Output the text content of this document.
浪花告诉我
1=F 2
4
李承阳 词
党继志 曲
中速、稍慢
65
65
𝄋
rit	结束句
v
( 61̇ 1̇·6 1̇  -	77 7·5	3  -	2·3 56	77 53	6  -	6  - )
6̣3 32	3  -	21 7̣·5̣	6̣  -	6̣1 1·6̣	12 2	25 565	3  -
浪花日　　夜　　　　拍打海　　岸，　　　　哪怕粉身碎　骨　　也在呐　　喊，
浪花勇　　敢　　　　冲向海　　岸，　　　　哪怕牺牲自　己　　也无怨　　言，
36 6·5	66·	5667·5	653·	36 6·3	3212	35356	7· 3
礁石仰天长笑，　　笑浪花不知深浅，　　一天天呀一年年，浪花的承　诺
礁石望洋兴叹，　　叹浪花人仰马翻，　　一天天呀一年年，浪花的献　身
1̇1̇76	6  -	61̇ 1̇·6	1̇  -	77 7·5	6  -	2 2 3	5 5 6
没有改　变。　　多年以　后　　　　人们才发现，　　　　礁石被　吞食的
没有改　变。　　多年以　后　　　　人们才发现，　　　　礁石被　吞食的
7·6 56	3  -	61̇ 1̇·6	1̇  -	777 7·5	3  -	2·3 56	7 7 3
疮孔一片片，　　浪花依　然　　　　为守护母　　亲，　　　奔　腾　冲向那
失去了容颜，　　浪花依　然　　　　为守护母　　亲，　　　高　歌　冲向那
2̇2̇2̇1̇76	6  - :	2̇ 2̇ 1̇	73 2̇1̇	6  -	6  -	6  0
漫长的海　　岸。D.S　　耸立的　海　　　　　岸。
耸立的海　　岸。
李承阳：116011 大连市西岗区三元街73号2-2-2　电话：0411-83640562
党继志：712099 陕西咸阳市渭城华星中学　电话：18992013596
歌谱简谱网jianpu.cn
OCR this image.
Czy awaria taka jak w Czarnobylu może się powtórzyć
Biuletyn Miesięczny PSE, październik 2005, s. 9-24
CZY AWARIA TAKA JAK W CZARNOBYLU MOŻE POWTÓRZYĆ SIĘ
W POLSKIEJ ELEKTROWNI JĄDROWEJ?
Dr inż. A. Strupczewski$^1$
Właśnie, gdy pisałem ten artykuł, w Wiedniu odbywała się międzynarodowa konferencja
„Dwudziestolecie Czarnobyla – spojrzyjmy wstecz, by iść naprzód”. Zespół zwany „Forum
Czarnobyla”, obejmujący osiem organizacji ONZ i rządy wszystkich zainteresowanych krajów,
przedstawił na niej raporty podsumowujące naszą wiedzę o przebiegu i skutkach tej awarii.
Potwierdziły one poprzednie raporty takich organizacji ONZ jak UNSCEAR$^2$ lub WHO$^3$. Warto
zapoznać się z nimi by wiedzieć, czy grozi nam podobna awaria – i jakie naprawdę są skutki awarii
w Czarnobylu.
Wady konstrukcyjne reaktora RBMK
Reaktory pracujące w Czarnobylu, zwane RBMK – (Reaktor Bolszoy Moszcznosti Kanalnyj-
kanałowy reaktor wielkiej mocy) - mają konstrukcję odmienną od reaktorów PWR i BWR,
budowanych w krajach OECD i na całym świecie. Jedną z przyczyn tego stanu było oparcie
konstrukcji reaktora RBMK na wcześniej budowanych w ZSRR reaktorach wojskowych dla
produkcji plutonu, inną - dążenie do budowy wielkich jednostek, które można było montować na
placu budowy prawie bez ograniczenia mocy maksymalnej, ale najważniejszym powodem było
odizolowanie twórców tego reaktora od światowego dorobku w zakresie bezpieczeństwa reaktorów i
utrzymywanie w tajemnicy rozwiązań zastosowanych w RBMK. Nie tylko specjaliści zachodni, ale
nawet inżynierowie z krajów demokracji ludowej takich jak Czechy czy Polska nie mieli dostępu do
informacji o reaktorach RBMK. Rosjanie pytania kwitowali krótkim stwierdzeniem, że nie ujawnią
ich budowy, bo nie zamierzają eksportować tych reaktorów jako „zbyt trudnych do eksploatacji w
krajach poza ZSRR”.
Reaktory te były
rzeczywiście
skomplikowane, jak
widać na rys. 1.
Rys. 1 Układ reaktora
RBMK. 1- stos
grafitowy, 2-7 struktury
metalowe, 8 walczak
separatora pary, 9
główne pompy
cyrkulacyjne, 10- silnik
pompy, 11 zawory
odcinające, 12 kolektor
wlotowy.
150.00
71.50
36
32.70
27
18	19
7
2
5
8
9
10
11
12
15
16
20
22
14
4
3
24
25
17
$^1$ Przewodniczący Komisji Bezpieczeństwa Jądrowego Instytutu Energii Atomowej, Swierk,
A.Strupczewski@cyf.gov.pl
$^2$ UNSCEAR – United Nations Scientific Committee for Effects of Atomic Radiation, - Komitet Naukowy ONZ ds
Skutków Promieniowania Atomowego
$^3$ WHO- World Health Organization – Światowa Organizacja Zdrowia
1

» **WRITTEN REQUEST**: Print out the whole listing exactly as it appears.

» **FULL OUTPUT**:
Output the text content of this document.
浪花告诉我
1=F 2
4
李承阳 词
党继志 曲
中速、稍慢
65
65
𝄋
rit	结束句
v
( 61̇ 1̇·6 1̇  -	77 7·5	3  -	2·3 56	77 53	6  -	6  - )
6̣3 32	3  -	21 7̣·5̣	6̣  -	6̣1 1·6̣	12 2	25 565	3  -
浪花日　　夜　　　　拍打海　　岸，　　　　哪怕粉身碎　骨　　也在呐　　喊，
浪花勇　　敢　　　　冲向海　　岸，　　　　哪怕牺牲自　己　　也无怨　　言，
36 6·5	66·	5667·5	653·	36 6·3	3212	35356	7· 3
礁石仰天长笑，　　笑浪花不知深浅，　　一天天呀一年年，浪花的承　诺
礁石望洋兴叹，　　叹浪花人仰马翻，　　一天天呀一年年，浪花的献　身
1̇1̇76	6  -	61̇ 1̇·6	1̇  -	77 7·5	6  -	2 2 3	5 5 6
没有改　变。　　多年以　后　　　　人们才发现，　　　　礁石被　吞食的
没有改　变。　　多年以　后　　　　人们才发现，　　　　礁石被　吞食的
7·6 56	3  -	61̇ 1̇·6	1̇  -	777 7·5	3  -	2·3 56	7 7 3
疮孔一片片，　　浪花依　然　　　　为守护母　　亲，　　　奔　腾　冲向那
失去了容颜，　　浪花依　然　　　　为守护母　　亲，　　　高　歌　冲向那
2̇2̇2̇1̇76	6  - :	2̇ 2̇ 1̇	73 2̇1̇	6  -	6  -	6  0
漫长的海　　岸。D.S　　耸立的　海　　　　　岸。
耸立的海　　岸。
李承阳：116011 大连市西岗区三元街73号2-2-2　电话：0411-83640562
党继志：712099 陕西咸阳市渭城华星中学　电话：18992013596
歌谱简谱网jianpu.cn
OCR this image.
Czy awaria taka jak w Czarnobylu może się powtórzyć
Biuletyn Miesięczny PSE, październik 2005, s. 9-24
CZY AWARIA TAKA JAK W CZARNOBYLU MOŻE POWTÓRZYĆ SIĘ
W POLSKIEJ ELEKTROWNI JĄDROWEJ?
Dr inż. A. Strupczewski$^1$
Właśnie, gdy pisałem ten artykuł, w Wiedniu odbywała się międzynarodowa konferencja
„Dwudziestolecie Czarnobyla – spojrzyjmy wstecz, by iść naprzód”. Zespół zwany „Forum
Czarnobyla”, obejmujący osiem organizacji ONZ i rządy wszystkich zainteresowanych krajów,
przedstawił na niej raporty podsumowujące naszą wiedzę o przebiegu i skutkach tej awarii.
Potwierdziły one poprzednie raporty takich organizacji ONZ jak UNSCEAR$^2$ lub WHO$^3$. Warto
zapoznać się z nimi by wiedzieć, czy grozi nam podobna awaria – i jakie naprawdę są skutki awarii
w Czarnobylu.
Wady konstrukcyjne reaktora RBMK
Reaktory pracujące w Czarnobylu, zwane RBMK – (Reaktor Bolszoy Moszcznosti Kanalnyj-
kanałowy reaktor wielkiej mocy) - mają konstrukcję odmienną od reaktorów PWR i BWR,
budowanych w krajach OECD i na całym świecie. Jedną z przyczyn tego stanu było oparcie
konstrukcji reaktora RBMK na wcześniej budowanych w ZSRR reaktorach wojskowych dla
produkcji plutonu, inną - dążenie do budowy wielkich jednostek, które można było montować na
placu budowy prawie bez ograniczenia mocy maksymalnej, ale najważniejszym powodem było
odizolowanie twórców tego reaktora od światowego dorobku w zakresie bezpieczeństwa reaktorów i
utrzymywanie w tajemnicy rozwiązań zastosowanych w RBMK. Nie tylko specjaliści zachodni, ale
nawet inżynierowie z krajów demokracji ludowej takich jak Czechy czy Polska nie mieli dostępu do
informacji o reaktorach RBMK. Rosjanie pytania kwitowali krótkim stwierdzeniem, że nie ujawnią
ich budowy, bo nie zamierzają eksportować tych reaktorów jako „zbyt trudnych do eksploatacji w
krajach poza ZSRR”.
Reaktory te były
rzeczywiście
skomplikowane, jak
widać na rys. 1.
Rys. 1 Układ reaktora
RBMK. 1- stos
grafitowy, 2-7 struktury
metalowe, 8 walczak
separatora pary, 9
główne pompy
cyrkulacyjne, 10- silnik
pompy, 11 zawory
odcinające, 12 kolektor
wlotowy.
150.00
71.50
36
32.70
27
18	19
7
2
5
8
9
10
11
12
15
16
20
22
14
4
3
24
25
17
$^1$ Przewodniczący Komisji Bezpieczeństwa Jądrowego Instytutu Energii Atomowej, Swierk,
A.Strupczewski@cyf.gov.pl
$^2$ UNSCEAR – United Nations Scientific Committee for Effects of Atomic Radiation, - Komitet Naukowy ONZ ds
Skutków Promieniowania Atomowego
$^3$ WHO- World Health Organization – Światowa Organizacja Zdrowia
1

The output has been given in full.